## GIVEN REQUEST A:
Decide whether each statement below agrees with the market commentary that follows. Answer yes or no for each, and quote the words of the commentary that settle it.
(i) The top of the COMP's up-channel is near 2500.
(ii) Thursday's high on the NYSE Composite was 8968.
(iii) A drop back below 480 on the SOX would be bullish.
──────── DOCUMENT
The COMP appears to have had what's referred to as a "running correction" in EW terminology. Instead of pulling back as the DOW did, the techs corrected in an upward sloping correction. These are relatively uncommon but not in a market that's not allowed to pull back. If this interpretation of the pattern over the past week is correct then it's set up like the SPX chart I showed above and we should see another push to new highs. The top of its up-channel is near 2500 and that makes for a great place to lie in ambush with your short play. One warning on this index is that the chopping higher over the past week could be a heads up that this one is very close to finishing its rally. This interpretation suggests a minor new high on Monday could finish it off and top out perhaps earlier than the big caps. This might be a result of money rotating into the safety of the big caps. Small caps and techs might suffer a little earlier.

NYSE Composite index, Daily chart

Looking at the big index in an effort to gauge the broader market shows me the same potential as the others--a small pop higher could have it tagging resistance at the nice round number of 9000. In its EW count, with an extended 5th wave in the move up from June, a common Fib projection for that 5th wave is equality with the previous two impulsive waves (1 and 3) which is at 8968. Therefore between 8968 and 9000 I'm looking for a top in NYSE. Thursday's high was 8962 so close enough? If Friday's low is taken out right away on Monday and it drops below 8872, the November 7th high, then I'd say we've seen the top already.

SOX semiconductor index, Daily chart

The SOX continues to look somewhat bullish here. It managed to break above trend line resistance and is now consolidating under its 62% retracement resistance. A break higher could carry some. There is a lot of air above it for a run up to 530. Obviously it would need the help of a bullish climate and the broader market rallying and therein lies the problem in my opinion. I can see the possibility for a minor new high in this one as part of its choppy climb higher over the past week. Any drop back below 480 would be bearish.
────────────────
──────── RECORDS SUPPLIED
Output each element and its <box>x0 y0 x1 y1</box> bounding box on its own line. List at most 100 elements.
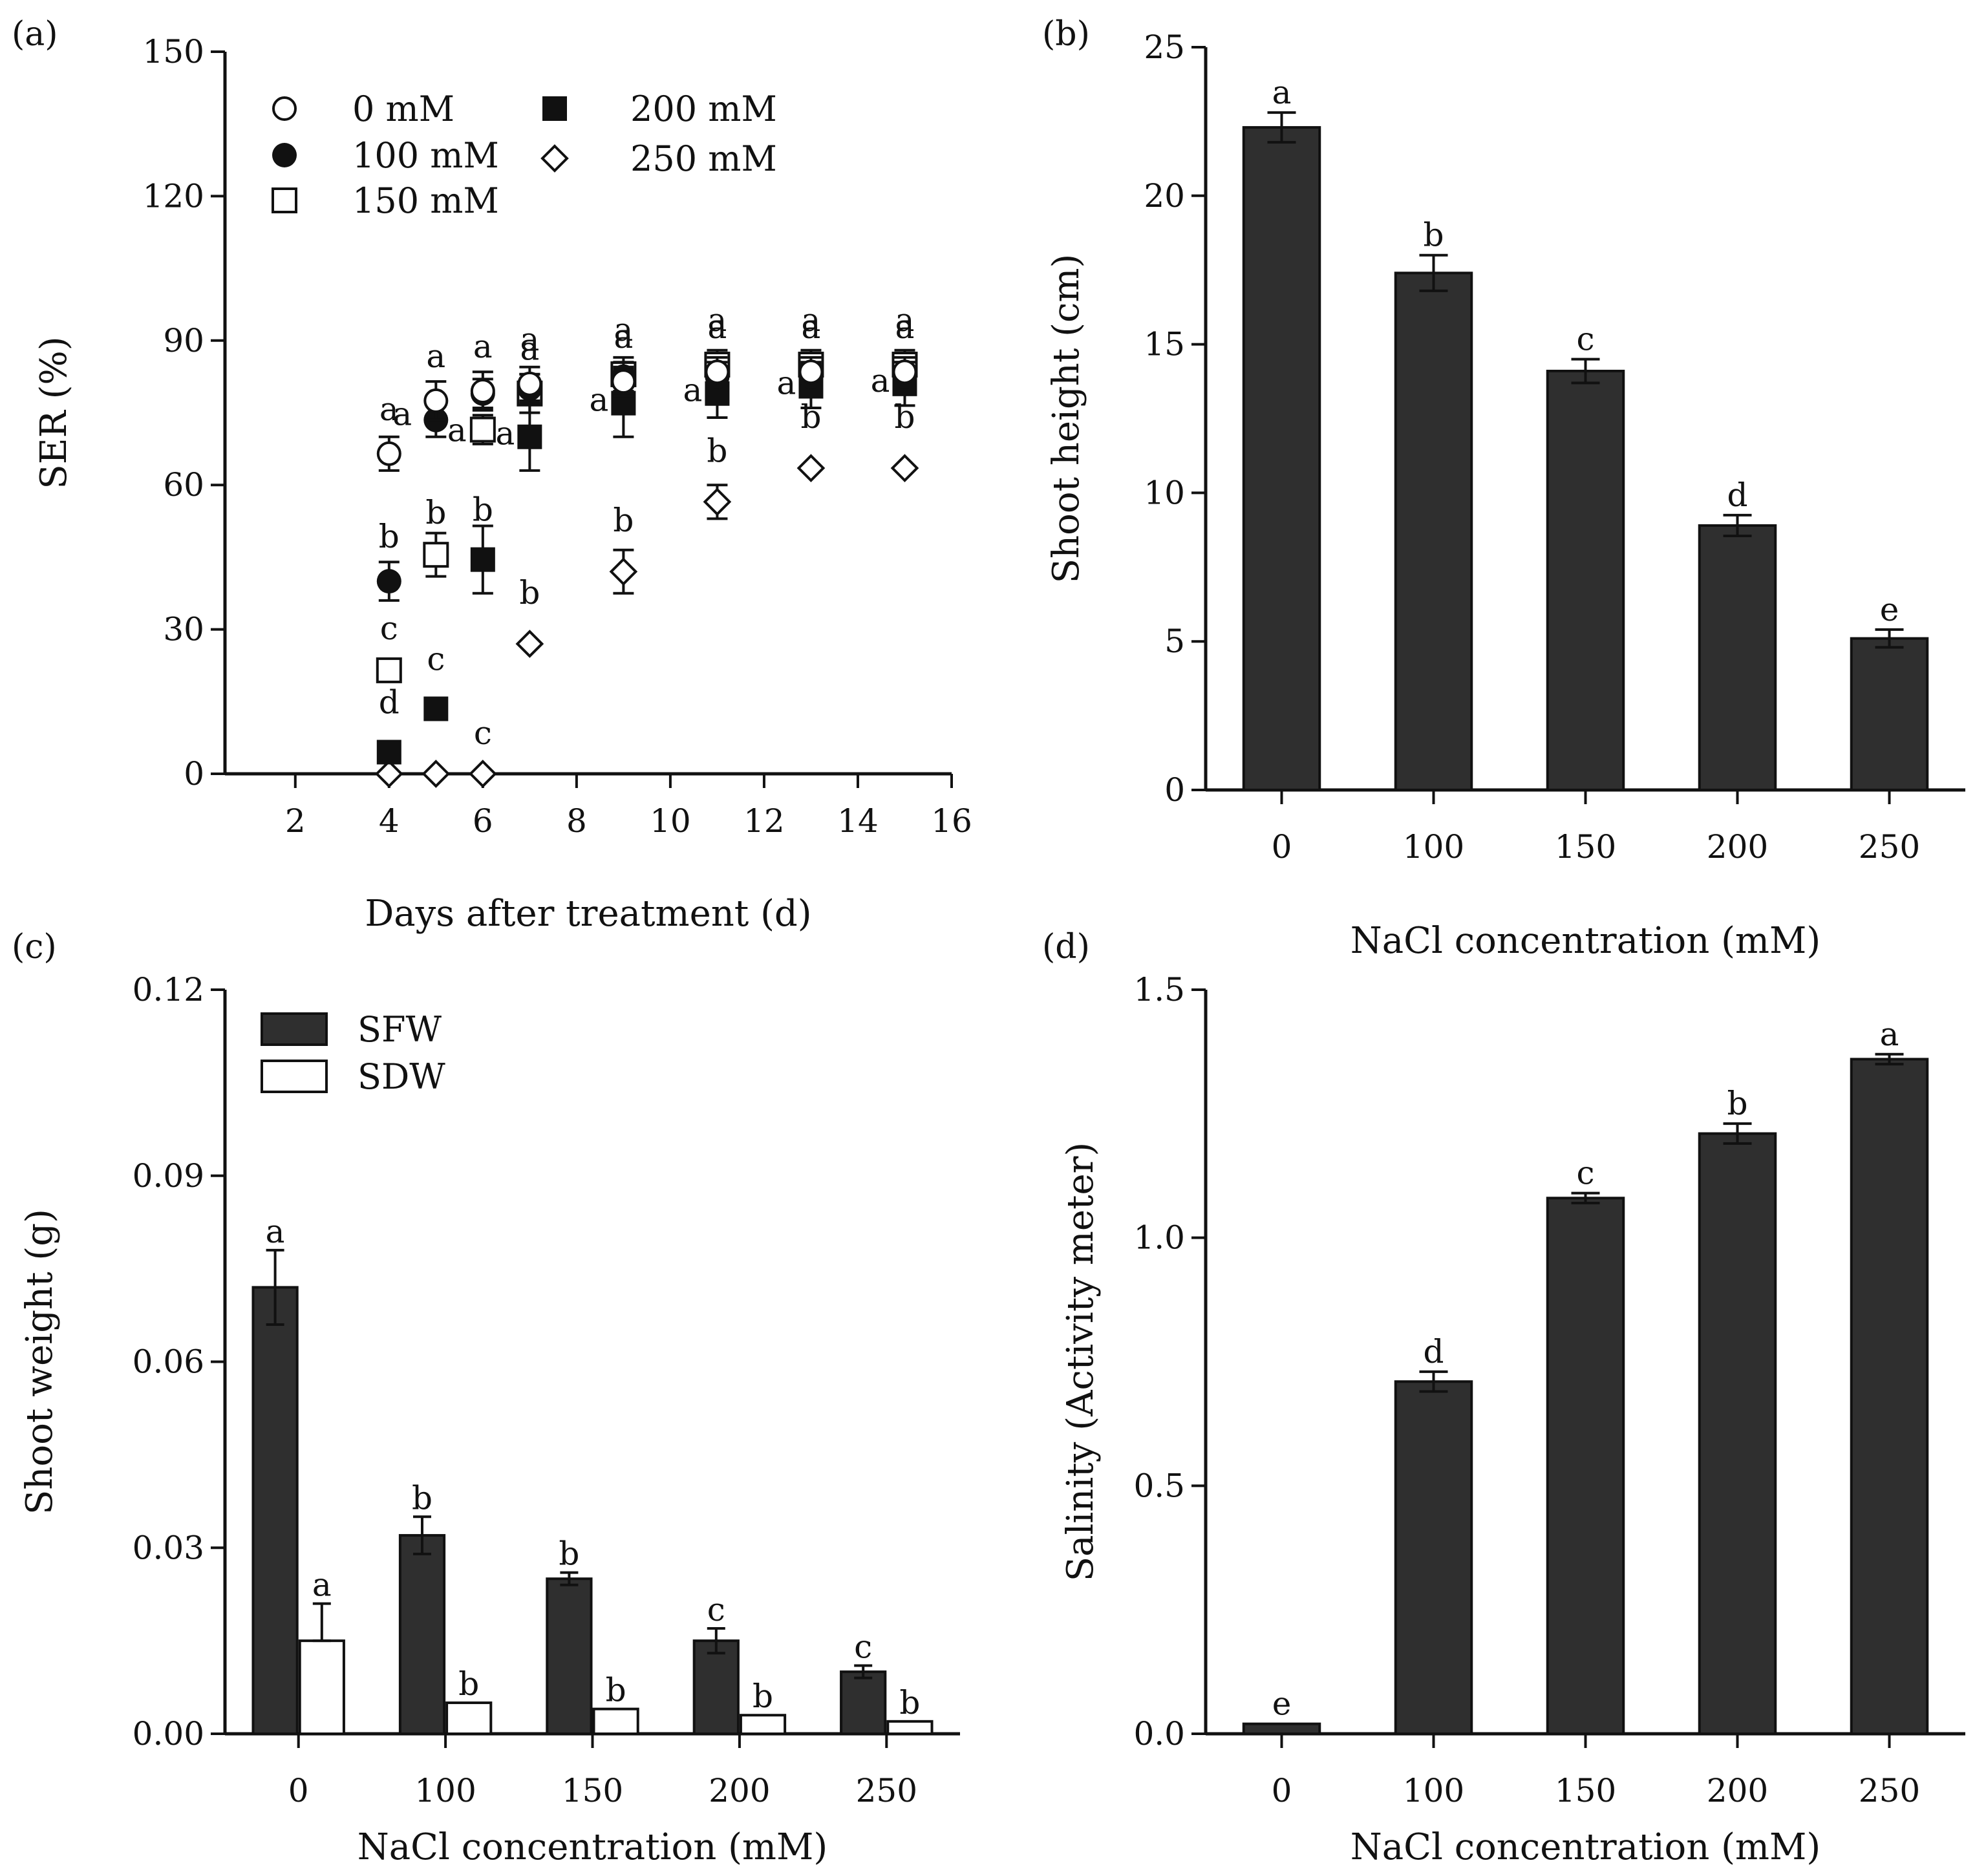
────────────────
──────── RECORDS SUPPLIED
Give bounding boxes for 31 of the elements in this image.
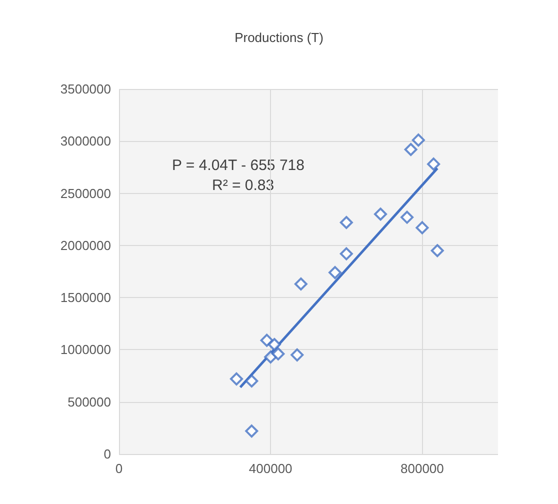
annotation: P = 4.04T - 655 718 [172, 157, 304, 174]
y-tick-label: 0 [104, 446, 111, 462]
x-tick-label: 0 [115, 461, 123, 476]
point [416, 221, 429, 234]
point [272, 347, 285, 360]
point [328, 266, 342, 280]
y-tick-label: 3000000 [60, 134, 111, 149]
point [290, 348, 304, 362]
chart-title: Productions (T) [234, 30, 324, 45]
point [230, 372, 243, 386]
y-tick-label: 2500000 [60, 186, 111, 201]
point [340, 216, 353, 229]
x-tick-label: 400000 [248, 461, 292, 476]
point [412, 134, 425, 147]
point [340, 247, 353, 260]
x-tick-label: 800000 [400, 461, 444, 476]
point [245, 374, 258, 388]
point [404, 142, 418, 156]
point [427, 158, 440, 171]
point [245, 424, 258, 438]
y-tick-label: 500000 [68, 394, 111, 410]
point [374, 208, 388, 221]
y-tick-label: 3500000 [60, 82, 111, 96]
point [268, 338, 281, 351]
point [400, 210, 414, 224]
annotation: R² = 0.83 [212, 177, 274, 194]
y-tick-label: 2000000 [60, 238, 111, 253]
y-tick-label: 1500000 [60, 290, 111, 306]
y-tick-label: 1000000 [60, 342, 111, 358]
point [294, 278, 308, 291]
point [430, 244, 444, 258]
────────────────
## GIVEN REQUEST B:
Reproduce the listing above verbatim from the line containing "Give bounding boxes" through the line containing "chart-title: Productions (T)", including both of those lines. Omit the picture.

## WRITTEN REPLY A:
(i) Yes: "The top of its up-channel is near 2500"
(ii) No: "Thursday's high was 8962 so close enough?"
(iii) No: "Any drop back below 480 would be bearish."

## WRITTEN REPLY B:
Give bounding boxes for 31 of the elements in this image.
annotation: P = 4.04T - 655 718 [172, 157, 304, 174]
y-tick-label: 0 [104, 446, 111, 462]
x-tick-label: 0 [115, 461, 123, 476]
point [416, 221, 429, 234]
point [272, 347, 285, 360]
point [328, 266, 342, 280]
y-tick-label: 3000000 [60, 134, 111, 149]
point [290, 348, 304, 362]
chart-title: Productions (T) [234, 30, 324, 45]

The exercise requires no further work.